■ Work required: Below is the data. Give it again, complete and exact.

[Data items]
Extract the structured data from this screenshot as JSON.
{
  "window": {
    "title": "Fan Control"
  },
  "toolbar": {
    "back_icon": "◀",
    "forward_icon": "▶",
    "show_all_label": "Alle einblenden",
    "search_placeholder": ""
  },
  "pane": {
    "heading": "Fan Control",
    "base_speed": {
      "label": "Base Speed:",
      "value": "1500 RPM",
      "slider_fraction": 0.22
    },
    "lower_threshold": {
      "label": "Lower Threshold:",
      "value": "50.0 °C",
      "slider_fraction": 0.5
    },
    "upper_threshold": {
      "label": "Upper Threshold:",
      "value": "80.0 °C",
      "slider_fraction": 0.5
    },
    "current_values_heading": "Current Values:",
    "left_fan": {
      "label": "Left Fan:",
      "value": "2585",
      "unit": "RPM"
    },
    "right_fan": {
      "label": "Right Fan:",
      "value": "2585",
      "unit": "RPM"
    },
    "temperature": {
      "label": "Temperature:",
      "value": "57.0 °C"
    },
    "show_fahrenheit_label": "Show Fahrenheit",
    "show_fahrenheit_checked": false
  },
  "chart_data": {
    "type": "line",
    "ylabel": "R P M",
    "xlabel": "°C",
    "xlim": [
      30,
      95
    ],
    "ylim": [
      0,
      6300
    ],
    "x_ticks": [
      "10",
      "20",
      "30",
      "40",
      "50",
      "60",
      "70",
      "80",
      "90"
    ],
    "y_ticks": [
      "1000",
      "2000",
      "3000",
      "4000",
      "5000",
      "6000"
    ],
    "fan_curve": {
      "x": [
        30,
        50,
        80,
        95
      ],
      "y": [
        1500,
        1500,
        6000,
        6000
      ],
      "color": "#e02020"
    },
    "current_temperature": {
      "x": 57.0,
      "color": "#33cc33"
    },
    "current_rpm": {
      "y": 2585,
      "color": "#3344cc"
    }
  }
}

■ Answer to the exercise:
Extract the structured data from this screenshot as JSON.
{
  "window": {
    "title": "Fan Control"
  },
  "toolbar": {
    "back_icon": "◀",
    "forward_icon": "▶",
    "show_all_label": "Alle einblenden",
    "search_placeholder": ""
  },
  "pane": {
    "heading": "Fan Control",
    "base_speed": {
      "label": "Base Speed:",
      "value": "1500 RPM",
      "slider_fraction": 0.22
    },
    "lower_threshold": {
      "label": "Lower Threshold:",
      "value": "50.0 °C",
      "slider_fraction": 0.5
    },
    "upper_threshold": {
      "label": "Upper Threshold:",
      "value": "80.0 °C",
      "slider_fraction": 0.5
    },
    "current_values_heading": "Current Values:",
    "left_fan": {
      "label": "Left Fan:",
      "value": "2585",
      "unit": "RPM"
    },
    "right_fan": {
      "label": "Right Fan:",
      "value": "2585",
      "unit": "RPM"
    },
    "temperature": {
      "label": "Temperature:",
      "value": "57.0 °C"
    },
    "show_fahrenheit_label": "Show Fahrenheit",
    "show_fahrenheit_checked": false
  },
  "chart_data": {
    "type": "line",
    "ylabel": "R P M",
    "xlabel": "°C",
    "xlim": [
      30,
      95
    ],
    "ylim": [
      0,
      6300
    ],
    "x_ticks": [
      "10",
      "20",
      "30",
      "40",
      "50",
      "60",
      "70",
      "80",
      "90"
    ],
    "y_ticks": [
      "1000",
      "2000",
      "3000",
      "4000",
      "5000",
      "6000"
    ],
    "fan_curve": {
      "x": [
        30,
        50,
        80,
        95
      ],
      "y": [
        1500,
        1500,
        6000,
        6000
      ],
      "color": "#e02020"
    },
    "current_temperature": {
      "x": 57.0,
      "color": "#33cc33"
    },
    "current_rpm": {
      "y": 2585,
      "color": "#3344cc"
    }
  }
}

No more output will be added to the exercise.